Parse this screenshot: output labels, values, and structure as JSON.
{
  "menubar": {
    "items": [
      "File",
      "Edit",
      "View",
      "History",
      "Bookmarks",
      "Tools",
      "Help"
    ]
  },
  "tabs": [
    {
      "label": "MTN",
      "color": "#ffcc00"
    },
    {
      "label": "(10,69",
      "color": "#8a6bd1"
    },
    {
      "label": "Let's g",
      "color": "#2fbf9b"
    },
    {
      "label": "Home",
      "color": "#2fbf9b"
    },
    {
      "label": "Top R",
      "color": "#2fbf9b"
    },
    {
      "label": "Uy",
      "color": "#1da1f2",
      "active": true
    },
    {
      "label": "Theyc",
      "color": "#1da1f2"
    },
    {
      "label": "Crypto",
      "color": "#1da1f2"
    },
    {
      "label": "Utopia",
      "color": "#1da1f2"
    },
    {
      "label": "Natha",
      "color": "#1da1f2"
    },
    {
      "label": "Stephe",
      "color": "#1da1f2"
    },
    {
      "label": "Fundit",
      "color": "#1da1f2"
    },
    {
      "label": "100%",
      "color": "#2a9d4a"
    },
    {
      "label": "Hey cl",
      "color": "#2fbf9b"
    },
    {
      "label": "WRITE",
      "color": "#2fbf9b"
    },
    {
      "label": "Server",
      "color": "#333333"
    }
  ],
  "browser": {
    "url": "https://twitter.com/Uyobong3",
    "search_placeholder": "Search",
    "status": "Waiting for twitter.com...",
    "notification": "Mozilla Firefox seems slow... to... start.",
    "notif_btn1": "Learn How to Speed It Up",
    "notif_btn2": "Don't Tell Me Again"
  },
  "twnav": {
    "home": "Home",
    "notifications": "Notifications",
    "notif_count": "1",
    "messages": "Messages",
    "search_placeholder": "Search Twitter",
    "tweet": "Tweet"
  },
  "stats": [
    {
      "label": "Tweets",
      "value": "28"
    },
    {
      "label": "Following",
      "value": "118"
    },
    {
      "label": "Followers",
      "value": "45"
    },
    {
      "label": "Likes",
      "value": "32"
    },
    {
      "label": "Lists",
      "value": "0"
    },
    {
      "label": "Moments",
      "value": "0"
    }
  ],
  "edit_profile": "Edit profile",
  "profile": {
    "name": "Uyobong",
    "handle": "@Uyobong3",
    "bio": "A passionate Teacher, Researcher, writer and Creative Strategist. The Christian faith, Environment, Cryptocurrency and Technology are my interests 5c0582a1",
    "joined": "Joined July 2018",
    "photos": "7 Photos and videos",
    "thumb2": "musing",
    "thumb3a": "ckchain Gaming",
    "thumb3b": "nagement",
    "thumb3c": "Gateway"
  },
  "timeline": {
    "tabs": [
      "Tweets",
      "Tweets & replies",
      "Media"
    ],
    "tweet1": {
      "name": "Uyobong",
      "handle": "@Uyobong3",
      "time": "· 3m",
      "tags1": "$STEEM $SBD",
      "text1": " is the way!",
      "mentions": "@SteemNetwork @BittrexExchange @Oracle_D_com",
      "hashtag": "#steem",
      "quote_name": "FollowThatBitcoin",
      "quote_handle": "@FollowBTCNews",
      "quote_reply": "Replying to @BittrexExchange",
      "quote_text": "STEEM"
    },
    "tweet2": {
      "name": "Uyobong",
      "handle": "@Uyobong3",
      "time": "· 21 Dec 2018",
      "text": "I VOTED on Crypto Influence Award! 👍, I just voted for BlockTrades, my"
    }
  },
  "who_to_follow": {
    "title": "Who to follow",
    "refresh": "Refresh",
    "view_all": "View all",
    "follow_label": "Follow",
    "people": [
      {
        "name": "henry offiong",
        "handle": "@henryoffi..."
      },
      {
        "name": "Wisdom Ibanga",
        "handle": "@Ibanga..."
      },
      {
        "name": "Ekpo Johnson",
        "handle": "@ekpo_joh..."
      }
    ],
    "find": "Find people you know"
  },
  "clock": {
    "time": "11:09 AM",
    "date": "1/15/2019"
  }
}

==================================================

**Task goal**
Would you write down every record again, exactly?

**Output of the task**
Parse this screenshot: output labels, values, and structure as JSON.
{
  "menubar": {
    "items": [
      "File",
      "Edit",
      "View",
      "History",
      "Bookmarks",
      "Tools",
      "Help"
    ]
  },
  "tabs": [
    {
      "label": "MTN",
      "color": "#ffcc00"
    },
    {
      "label": "(10,69",
      "color": "#8a6bd1"
    },
    {
      "label": "Let's g",
      "color": "#2fbf9b"
    },
    {
      "label": "Home",
      "color": "#2fbf9b"
    },
    {
      "label": "Top R",
      "color": "#2fbf9b"
    },
    {
      "label": "Uy",
      "color": "#1da1f2",
      "active": true
    },
    {
      "label": "Theyc",
      "color": "#1da1f2"
    },
    {
      "label": "Crypto",
      "color": "#1da1f2"
    },
    {
      "label": "Utopia",
      "color": "#1da1f2"
    },
    {
      "label": "Natha",
      "color": "#1da1f2"
    },
    {
      "label": "Stephe",
      "color": "#1da1f2"
    },
    {
      "label": "Fundit",
      "color": "#1da1f2"
    },
    {
      "label": "100%",
      "color": "#2a9d4a"
    },
    {
      "label": "Hey cl",
      "color": "#2fbf9b"
    },
    {
      "label": "WRITE",
      "color": "#2fbf9b"
    },
    {
      "label": "Server",
      "color": "#333333"
    }
  ],
  "browser": {
    "url": "https://twitter.com/Uyobong3",
    "search_placeholder": "Search",
    "status": "Waiting for twitter.com...",
    "notification": "Mozilla Firefox seems slow... to... start.",
    "notif_btn1": "Learn How to Speed It Up",
    "notif_btn2": "Don't Tell Me Again"
  },
  "twnav": {
    "home": "Home",
    "notifications": "Notifications",
    "notif_count": "1",
    "messages": "Messages",
    "search_placeholder": "Search Twitter",
    "tweet": "Tweet"
  },
  "stats": [
    {
      "label": "Tweets",
      "value": "28"
    },
    {
      "label": "Following",
      "value": "118"
    },
    {
      "label": "Followers",
      "value": "45"
    },
    {
      "label": "Likes",
      "value": "32"
    },
    {
      "label": "Lists",
      "value": "0"
    },
    {
      "label": "Moments",
      "value": "0"
    }
  ],
  "edit_profile": "Edit profile",
  "profile": {
    "name": "Uyobong",
    "handle": "@Uyobong3",
    "bio": "A passionate Teacher, Researcher, writer and Creative Strategist. The Christian faith, Environment, Cryptocurrency and Technology are my interests 5c0582a1",
    "joined": "Joined July 2018",
    "photos": "7 Photos and videos",
    "thumb2": "musing",
    "thumb3a": "ckchain Gaming",
    "thumb3b": "nagement",
    "thumb3c": "Gateway"
  },
  "timeline": {
    "tabs": [
      "Tweets",
      "Tweets & replies",
      "Media"
    ],
    "tweet1": {
      "name": "Uyobong",
      "handle": "@Uyobong3",
      "time": "· 3m",
      "tags1": "$STEEM $SBD",
      "text1": " is the way!",
      "mentions": "@SteemNetwork @BittrexExchange @Oracle_D_com",
      "hashtag": "#steem",
      "quote_name": "FollowThatBitcoin",
      "quote_handle": "@FollowBTCNews",
      "quote_reply": "Replying to @BittrexExchange",
      "quote_text": "STEEM"
    },
    "tweet2": {
      "name": "Uyobong",
      "handle": "@Uyobong3",
      "time": "· 21 Dec 2018",
      "text": "I VOTED on Crypto Influence Award! 👍, I just voted for BlockTrades, my"
    }
  },
  "who_to_follow": {
    "title": "Who to follow",
    "refresh": "Refresh",
    "view_all": "View all",
    "follow_label": "Follow",
    "people": [
      {
        "name": "henry offiong",
        "handle": "@henryoffi..."
      },
      {
        "name": "Wisdom Ibanga",
        "handle": "@Ibanga..."
      },
      {
        "name": "Ekpo Johnson",
        "handle": "@ekpo_joh..."
      }
    ],
    "find": "Find people you know"
  },
  "clock": {
    "time": "11:09 AM",
    "date": "1/15/2019"
  }
}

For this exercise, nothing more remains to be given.